State the number of lines with the string "Theory" in them, and nothing else.

======== Given data ========

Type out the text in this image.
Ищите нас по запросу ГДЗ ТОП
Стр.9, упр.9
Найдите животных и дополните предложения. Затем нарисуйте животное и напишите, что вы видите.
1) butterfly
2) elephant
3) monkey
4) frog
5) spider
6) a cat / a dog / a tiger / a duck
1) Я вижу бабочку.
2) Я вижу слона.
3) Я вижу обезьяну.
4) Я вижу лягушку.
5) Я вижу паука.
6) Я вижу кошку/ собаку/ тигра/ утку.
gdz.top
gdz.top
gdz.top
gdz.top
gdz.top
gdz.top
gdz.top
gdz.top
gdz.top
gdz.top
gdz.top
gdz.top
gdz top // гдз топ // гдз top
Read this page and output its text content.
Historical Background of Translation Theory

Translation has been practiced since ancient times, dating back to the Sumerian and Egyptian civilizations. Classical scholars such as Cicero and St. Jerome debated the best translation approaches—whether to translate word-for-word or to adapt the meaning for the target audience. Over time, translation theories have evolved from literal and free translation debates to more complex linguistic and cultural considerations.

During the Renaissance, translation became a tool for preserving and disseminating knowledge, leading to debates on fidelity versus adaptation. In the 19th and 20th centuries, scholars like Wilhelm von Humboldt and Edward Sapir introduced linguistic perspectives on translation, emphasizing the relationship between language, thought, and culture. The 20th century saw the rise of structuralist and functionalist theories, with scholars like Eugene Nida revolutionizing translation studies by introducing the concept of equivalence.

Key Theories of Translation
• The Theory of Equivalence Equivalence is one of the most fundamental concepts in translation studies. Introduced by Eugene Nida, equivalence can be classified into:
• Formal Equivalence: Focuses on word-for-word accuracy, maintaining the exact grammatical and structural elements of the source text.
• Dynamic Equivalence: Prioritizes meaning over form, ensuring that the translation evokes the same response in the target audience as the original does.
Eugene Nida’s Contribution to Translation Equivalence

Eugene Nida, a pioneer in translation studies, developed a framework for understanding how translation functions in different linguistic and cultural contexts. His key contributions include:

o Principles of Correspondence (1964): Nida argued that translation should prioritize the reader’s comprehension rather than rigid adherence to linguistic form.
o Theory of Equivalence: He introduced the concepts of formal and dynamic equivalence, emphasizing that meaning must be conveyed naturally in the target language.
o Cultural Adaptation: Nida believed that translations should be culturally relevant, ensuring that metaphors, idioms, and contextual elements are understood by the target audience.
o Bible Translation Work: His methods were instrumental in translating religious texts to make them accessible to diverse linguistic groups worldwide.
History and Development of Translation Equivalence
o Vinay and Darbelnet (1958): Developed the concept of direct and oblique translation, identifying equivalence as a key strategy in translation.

========

Exercise solution
3